# House 105, on the overhang



## UrbeX (Aug 24, 2010)

Remember ol' Number 105? Well, I managed to get onto the roof scouting out a potential entry point.

I'll let the photos talk first.

I apologise sincerely for the picture quality, but I had to use my old video camera for several reasons:
1. UrbeX broke her good camera.
2. UrbeX is so clumsy that she probably would have dropped anything without a hand strap through the holes in the roof and into the (still inaccessable) house.
3. UrbeX was NOT willing to explain to her sister that she had dropped her iPhone into an abandoned house if such a thing occurred.


--


A view down into the garden from the roof. As is obvious, since the garden was cleared out by the council, weeds have overgrown it once again, this time to an amazing scale. The grey to the side is the overhang which I was standing on, and the greenery is the garden floor and the fence. 





Building materials left on the roof. I believe these may have been left here when the ceiling in the kitchen fell in a few years ago, ad my neighbours had to go into the house and sort it out.
(They had to, because if the house fell down without the support it needed, it would have taken half of their house with it.)





A (bad quality) view down one of the holes in the overhang, into the kitchen. If I wasn't so eager to get out of there and so afraid of spider webs, I would have tried to stick my hand and the camera inside to take a periscope-style peek around the kitchen.





The drainpipe, still in good condition. I can't say how well the kitchen itself has survived the rain, since the design of houses on this street is that water from the drainpipe pours directly onto the overhang, which is covered in holes...





...And here's where it started to rain torrentially.


A view of the roof - the tiles are still in good condition, so I'm holding out hope for a possible urbex into the upper levels, providing the stairs haven't rotted, which would be just my luck.
"Hey, Lily? Yeah. I fell through the staircase, you're going to have to come and get me."





The following photos were all taken pretty quickly, because at this point I was soaked through, freezing, and just wanted to leg it back over the roof to my house.


Another shot of the garden, this time from the house's view. I found it strange how the end of the garden is less overgrown than the area surrounding the building - it that because there's less for the creepers to climb over?

# Prompt 1
Rewrite the paragraph of the House 105 post that begins "The drainpipe, still in good condition" in one shorter sentence, keeping its main facts.

# Data supplied
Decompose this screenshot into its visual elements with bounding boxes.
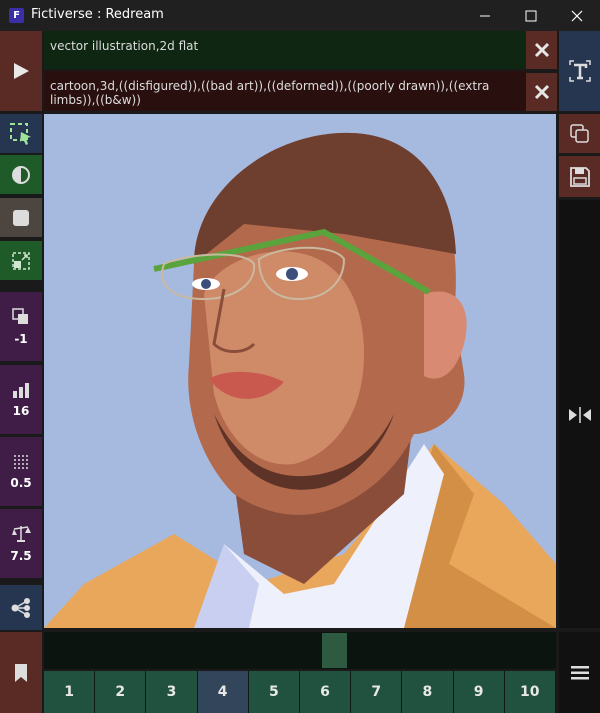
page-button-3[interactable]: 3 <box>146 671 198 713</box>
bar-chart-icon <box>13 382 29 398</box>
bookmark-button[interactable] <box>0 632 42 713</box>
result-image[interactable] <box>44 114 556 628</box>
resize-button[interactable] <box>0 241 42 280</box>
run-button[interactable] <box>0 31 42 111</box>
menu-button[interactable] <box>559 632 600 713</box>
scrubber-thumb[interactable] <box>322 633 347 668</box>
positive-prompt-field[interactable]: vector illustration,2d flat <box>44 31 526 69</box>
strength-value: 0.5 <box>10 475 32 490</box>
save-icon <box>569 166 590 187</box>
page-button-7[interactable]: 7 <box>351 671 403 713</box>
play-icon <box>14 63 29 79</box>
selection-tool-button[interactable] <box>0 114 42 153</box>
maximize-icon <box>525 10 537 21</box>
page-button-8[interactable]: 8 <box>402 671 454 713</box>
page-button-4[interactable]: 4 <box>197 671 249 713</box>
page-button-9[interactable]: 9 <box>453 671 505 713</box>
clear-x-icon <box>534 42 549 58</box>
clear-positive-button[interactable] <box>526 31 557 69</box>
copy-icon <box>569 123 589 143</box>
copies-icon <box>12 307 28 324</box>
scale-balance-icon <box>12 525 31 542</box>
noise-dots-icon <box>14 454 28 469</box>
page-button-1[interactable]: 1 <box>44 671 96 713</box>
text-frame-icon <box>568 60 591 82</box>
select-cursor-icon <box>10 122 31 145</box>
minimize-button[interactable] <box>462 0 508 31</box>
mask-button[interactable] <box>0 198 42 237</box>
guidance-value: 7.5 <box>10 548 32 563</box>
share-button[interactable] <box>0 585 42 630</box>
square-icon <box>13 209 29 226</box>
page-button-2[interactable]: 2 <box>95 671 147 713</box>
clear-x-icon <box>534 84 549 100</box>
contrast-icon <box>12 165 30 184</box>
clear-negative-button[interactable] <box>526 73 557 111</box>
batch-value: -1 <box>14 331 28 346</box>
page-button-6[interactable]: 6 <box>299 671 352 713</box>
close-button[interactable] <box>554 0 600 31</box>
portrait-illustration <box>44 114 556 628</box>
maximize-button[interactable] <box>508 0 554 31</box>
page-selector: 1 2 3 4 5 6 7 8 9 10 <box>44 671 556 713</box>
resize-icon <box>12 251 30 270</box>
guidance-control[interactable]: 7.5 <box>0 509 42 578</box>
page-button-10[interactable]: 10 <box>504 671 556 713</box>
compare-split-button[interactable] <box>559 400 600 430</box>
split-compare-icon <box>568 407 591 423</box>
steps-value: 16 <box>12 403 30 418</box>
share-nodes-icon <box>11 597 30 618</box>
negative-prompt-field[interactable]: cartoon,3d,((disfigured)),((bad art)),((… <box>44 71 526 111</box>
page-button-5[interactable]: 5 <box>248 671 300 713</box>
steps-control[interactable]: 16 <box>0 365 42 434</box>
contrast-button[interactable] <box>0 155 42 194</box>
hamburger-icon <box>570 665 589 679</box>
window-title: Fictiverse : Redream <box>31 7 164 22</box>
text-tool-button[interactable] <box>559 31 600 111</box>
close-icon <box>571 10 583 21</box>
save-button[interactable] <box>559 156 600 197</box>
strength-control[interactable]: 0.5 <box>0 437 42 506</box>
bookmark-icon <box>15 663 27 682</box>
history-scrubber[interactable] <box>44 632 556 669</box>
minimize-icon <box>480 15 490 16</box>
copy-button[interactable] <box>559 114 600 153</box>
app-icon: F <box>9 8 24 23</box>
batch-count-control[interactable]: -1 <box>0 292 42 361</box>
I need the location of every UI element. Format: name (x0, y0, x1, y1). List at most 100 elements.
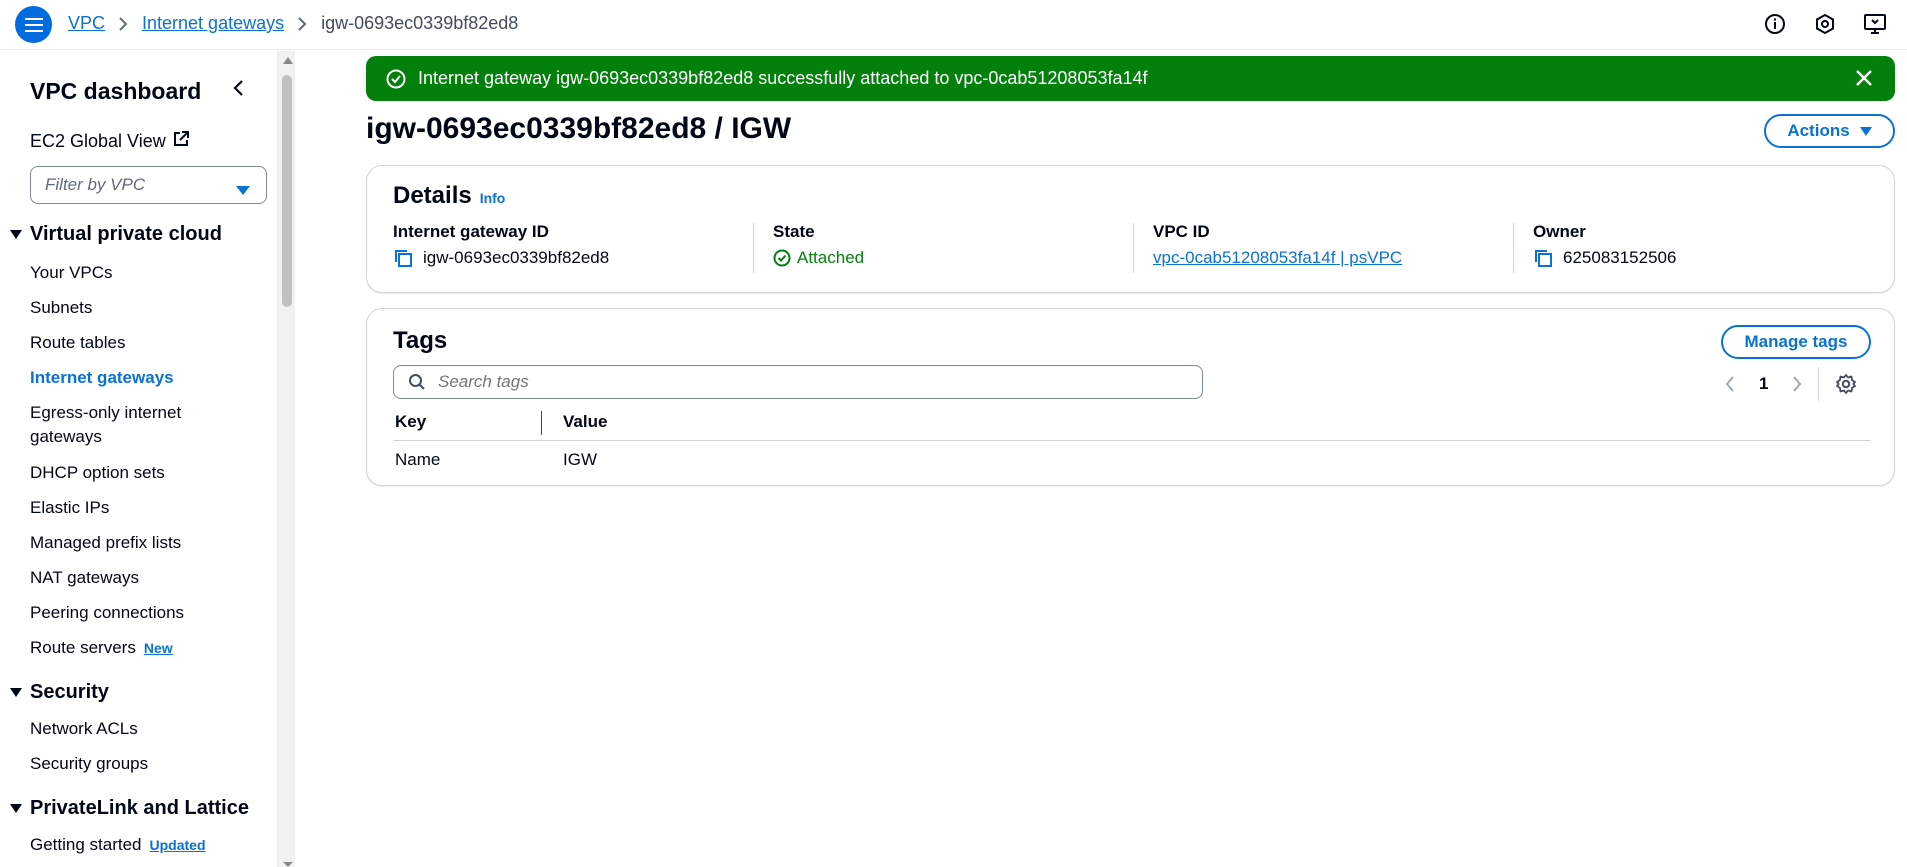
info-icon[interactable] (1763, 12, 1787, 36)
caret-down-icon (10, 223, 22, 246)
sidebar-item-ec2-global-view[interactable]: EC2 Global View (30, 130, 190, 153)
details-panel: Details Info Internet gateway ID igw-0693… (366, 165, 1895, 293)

# Prompt 2
Duplicate the records starting at the line that contains "info-icon[interactable] (1763, 12, 1787, 36)" and ending at the end of the records, with both ends included.

# Correct response 1
The drainpipe is still in good condition, but it is unclear how the kitchen has held up in the rain, because houses on this street are built so that drainpipe water pours straight onto the overhang, which is full of holes.

# Correct response 2
info-icon[interactable] (1763, 12, 1787, 36)
caret-down-icon (10, 223, 22, 246)
sidebar-item-ec2-global-view[interactable]: EC2 Global View (30, 130, 190, 153)
details-panel: Details Info Internet gateway ID igw-0693… (366, 165, 1895, 293)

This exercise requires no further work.